• [YOUR OBJECTIVE] Copy the lines below word for word, starting with the first line and ending with the line containing "street-label: CHERRY AVE bbox=[1550, 76, 1563, 146]", including both.

- - - -

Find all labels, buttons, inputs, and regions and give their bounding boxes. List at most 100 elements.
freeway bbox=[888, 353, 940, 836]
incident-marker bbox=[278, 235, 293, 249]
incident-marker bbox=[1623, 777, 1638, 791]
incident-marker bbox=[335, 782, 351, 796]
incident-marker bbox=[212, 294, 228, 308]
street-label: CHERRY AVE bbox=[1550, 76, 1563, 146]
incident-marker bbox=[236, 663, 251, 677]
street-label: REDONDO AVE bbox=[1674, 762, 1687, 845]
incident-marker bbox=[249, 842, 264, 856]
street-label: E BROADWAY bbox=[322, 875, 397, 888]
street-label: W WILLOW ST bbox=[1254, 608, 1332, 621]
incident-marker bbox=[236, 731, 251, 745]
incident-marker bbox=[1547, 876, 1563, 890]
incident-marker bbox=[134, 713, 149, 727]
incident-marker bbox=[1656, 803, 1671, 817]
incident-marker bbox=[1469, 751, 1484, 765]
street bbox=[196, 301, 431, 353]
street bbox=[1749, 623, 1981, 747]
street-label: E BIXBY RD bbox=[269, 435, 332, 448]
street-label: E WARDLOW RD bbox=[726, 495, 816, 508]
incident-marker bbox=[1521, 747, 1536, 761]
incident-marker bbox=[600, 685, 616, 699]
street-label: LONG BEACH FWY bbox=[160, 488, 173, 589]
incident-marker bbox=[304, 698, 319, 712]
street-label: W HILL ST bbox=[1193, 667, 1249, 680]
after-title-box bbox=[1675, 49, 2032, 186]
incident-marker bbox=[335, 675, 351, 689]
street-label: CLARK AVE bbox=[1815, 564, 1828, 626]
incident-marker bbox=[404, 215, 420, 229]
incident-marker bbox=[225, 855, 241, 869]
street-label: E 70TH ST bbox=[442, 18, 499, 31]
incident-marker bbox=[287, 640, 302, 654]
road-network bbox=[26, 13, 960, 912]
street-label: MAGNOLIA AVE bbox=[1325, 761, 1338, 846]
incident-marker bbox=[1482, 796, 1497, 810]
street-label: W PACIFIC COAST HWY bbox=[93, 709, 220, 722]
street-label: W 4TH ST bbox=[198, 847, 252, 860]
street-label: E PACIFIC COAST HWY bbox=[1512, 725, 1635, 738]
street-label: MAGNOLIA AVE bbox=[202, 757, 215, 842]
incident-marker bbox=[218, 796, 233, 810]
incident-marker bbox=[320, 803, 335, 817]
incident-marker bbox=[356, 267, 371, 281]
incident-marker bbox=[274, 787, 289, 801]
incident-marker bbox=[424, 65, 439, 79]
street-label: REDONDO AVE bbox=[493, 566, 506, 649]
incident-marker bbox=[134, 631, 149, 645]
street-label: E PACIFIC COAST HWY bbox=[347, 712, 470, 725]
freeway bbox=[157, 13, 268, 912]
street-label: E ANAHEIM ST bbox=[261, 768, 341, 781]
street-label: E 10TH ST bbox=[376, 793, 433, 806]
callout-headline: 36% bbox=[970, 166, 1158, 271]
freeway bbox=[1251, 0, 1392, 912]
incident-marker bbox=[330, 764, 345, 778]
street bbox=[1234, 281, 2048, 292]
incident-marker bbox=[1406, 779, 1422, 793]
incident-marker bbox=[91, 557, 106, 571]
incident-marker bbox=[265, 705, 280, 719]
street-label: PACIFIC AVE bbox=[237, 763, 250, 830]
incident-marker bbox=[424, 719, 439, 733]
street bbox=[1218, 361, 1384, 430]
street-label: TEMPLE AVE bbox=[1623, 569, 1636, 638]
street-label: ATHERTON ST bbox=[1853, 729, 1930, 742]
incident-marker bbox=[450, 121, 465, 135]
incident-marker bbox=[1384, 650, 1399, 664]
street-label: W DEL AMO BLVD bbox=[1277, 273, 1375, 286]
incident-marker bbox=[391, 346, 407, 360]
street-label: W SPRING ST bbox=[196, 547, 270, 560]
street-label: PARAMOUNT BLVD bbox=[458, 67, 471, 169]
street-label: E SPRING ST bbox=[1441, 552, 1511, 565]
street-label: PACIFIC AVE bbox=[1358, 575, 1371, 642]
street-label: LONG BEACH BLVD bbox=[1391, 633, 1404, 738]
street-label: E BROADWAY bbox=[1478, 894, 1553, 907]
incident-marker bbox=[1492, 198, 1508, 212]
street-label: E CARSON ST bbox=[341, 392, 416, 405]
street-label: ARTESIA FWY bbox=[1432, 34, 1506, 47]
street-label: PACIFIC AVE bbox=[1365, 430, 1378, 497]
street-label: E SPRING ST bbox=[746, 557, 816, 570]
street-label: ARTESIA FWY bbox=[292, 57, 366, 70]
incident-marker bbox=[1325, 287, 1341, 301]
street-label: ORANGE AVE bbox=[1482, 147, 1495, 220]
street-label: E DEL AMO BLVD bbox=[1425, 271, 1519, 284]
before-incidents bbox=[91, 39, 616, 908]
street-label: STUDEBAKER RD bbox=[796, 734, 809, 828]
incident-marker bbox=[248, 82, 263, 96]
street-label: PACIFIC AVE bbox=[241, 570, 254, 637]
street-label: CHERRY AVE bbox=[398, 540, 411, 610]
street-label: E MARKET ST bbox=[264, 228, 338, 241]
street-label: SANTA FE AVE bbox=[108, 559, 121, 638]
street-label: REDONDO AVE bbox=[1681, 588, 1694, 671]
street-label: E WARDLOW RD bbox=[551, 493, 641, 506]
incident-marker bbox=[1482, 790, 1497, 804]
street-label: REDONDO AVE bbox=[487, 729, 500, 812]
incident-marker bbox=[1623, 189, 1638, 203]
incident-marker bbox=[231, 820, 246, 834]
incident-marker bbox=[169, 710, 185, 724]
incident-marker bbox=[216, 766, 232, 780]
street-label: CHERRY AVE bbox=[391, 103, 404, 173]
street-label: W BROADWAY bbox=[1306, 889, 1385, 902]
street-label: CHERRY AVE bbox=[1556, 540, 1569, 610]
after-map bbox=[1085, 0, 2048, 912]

- - - -

• [SOLVED EXERCISE]
Find all labels, buttons, inputs, and regions and give their bounding boxes. List at most 100 elements.
freeway bbox=[888, 353, 940, 836]
incident-marker bbox=[278, 235, 293, 249]
incident-marker bbox=[1623, 777, 1638, 791]
incident-marker bbox=[335, 782, 351, 796]
incident-marker bbox=[212, 294, 228, 308]
street-label: CHERRY AVE bbox=[1550, 76, 1563, 146]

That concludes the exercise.